**REQUIRED ACTION:** Keep writing the passage on ADHD drug approvals, starting after its last sentence.

It is noteworthy that there have been a total of approximately three times as many introductions in this therapeutic class as there have been new molecule approvals. This is principally due to the approvals of numerous new formulations of both amphetamine and methylphenidate, and their dextro enantiomers, to improve their concentration vs. time profiles. A few specific comments follow:
- As mentioned above only new molecule approvals are counted. Other approvals are not listed, except for reference. For descriptions of the characteristics of the different new formulations of amphetamine and methylphenidate, and their dextro enantiomers, please refer to a textbook chapter (1). It’s noteworthy in this context that few, in any, therapeutic classes have as many approved new formulations of more than half a century old molecules.
- It is remarkable that after the initial approvals of the CNS stimulants amphetamine and methylphenidate for ADHD in 1960 and 1955, respectively, that these two compounds still represent the mainstay of therapy, and that there have not been introductions of new active molecules in these pharmacologic classes.
- Note that the two centrally-acting alpha-2 adrenergic receptor agonists, Intuniv (guanfacine, 2009) and Kapvay (clonidine, 2009), were previously approved for use in Hypertension in the late 1980’s and early 1970’s, as Tenex and Catapres, respectively.

**RECORDS SUPPLIED:**
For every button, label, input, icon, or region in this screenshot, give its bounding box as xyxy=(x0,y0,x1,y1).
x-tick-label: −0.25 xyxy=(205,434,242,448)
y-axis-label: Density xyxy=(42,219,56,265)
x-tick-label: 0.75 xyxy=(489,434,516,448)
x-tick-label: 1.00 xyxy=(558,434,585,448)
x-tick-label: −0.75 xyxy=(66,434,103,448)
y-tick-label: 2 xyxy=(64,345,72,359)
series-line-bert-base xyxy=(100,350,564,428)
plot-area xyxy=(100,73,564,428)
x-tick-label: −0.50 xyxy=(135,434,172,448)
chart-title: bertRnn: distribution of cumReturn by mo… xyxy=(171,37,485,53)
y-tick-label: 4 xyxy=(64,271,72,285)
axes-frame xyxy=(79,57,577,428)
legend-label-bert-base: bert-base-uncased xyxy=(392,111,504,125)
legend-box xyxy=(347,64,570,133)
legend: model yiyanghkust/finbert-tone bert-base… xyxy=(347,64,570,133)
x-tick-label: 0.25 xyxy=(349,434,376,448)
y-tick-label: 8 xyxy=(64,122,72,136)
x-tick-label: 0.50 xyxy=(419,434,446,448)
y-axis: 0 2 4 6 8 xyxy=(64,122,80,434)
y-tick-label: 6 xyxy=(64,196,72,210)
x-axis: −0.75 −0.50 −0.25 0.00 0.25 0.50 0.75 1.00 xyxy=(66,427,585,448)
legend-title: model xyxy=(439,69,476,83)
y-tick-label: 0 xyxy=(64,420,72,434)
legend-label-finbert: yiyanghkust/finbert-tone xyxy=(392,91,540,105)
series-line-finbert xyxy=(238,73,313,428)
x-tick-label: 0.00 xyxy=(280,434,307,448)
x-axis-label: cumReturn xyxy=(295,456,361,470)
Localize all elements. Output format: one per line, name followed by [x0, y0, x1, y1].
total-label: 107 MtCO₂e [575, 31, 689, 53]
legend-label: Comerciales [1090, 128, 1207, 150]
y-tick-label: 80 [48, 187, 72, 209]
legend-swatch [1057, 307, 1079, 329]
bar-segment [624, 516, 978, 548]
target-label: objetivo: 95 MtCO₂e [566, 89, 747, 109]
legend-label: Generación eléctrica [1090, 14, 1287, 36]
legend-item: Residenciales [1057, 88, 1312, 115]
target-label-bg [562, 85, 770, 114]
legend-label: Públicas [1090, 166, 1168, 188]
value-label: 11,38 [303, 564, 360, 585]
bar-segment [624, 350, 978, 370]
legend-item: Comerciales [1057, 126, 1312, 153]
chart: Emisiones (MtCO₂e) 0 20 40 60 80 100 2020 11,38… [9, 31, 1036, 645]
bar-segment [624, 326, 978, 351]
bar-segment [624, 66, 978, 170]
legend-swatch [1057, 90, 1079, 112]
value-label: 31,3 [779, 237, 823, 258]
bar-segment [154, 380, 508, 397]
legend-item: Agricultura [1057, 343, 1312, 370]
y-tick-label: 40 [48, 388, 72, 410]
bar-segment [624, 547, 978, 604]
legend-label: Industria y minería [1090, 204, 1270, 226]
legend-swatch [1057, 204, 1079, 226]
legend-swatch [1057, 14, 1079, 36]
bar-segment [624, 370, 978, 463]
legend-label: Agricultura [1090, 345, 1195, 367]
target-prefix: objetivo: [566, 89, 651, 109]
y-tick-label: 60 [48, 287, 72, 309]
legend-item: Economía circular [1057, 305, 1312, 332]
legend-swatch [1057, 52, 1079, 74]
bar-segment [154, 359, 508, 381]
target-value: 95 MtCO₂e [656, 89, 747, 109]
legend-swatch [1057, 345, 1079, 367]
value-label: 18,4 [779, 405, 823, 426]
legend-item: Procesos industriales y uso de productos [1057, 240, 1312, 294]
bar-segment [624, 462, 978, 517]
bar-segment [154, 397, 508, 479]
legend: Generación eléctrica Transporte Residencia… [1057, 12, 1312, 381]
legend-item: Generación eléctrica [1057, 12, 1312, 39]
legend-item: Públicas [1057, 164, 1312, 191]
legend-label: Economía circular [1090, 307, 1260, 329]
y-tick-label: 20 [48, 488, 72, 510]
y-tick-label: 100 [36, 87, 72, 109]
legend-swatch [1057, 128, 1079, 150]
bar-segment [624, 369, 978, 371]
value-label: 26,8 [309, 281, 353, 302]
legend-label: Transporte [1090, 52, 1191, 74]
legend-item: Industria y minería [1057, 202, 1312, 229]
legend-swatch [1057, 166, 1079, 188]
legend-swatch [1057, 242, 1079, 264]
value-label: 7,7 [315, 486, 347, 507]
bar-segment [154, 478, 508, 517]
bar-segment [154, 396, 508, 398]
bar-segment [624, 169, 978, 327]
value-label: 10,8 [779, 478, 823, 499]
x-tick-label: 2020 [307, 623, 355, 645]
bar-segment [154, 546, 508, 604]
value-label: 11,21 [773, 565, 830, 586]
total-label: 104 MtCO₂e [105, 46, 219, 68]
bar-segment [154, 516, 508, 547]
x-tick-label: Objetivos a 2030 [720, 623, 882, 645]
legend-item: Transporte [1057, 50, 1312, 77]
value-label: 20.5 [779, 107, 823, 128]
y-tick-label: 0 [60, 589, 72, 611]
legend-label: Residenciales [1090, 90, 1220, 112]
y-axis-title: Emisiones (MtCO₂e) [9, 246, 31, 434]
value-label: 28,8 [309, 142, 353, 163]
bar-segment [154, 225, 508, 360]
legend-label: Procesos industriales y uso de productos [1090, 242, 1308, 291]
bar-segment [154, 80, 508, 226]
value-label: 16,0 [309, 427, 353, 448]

**YOUR RESPONSE:**
Two old CNS stimulants, amphetamine and methylphenidate, still continue as the active ingredients of the mainstay of ADHD therapy. This suggests there is a need for a renewed research focus on the etiology and pathophysiology of this disease, including genomics, with the goal of identifying improved therapeutic options. Over one year ago, on this website (2), the slow progress in two other psychopharmacologic therapeutics classes, Schizophrenia and Depression, was discussed, although in contrast to ADHD, there has been a number of new molecule approvals for these indications, but these have been confined to a few pharmacologic classes, half of which have their origins in the late 1950’s. Again, these observations strongly suggest a need for more basic research to identify new therapeutic options in the psychopharmacologic therapeutics category.
- Mrazek DA, Schak KM: Attention-Deficit/Hyperactivity Disorder, in: Waldman SA, Terzic A, Pharmacology and Therapeutics, Saunders Elsevier, Philadelphia, 2009, pp.759-768
- TRI-institute.org: Slow Progress in Psychopharmacologic Therapeutics, Sep 2014, http://tri-institute.org/?p=184.
Refer to page 22 of Progression of Modern Therapeutics (2014 Report) available under Reports on this website; this report also includes the methodology used.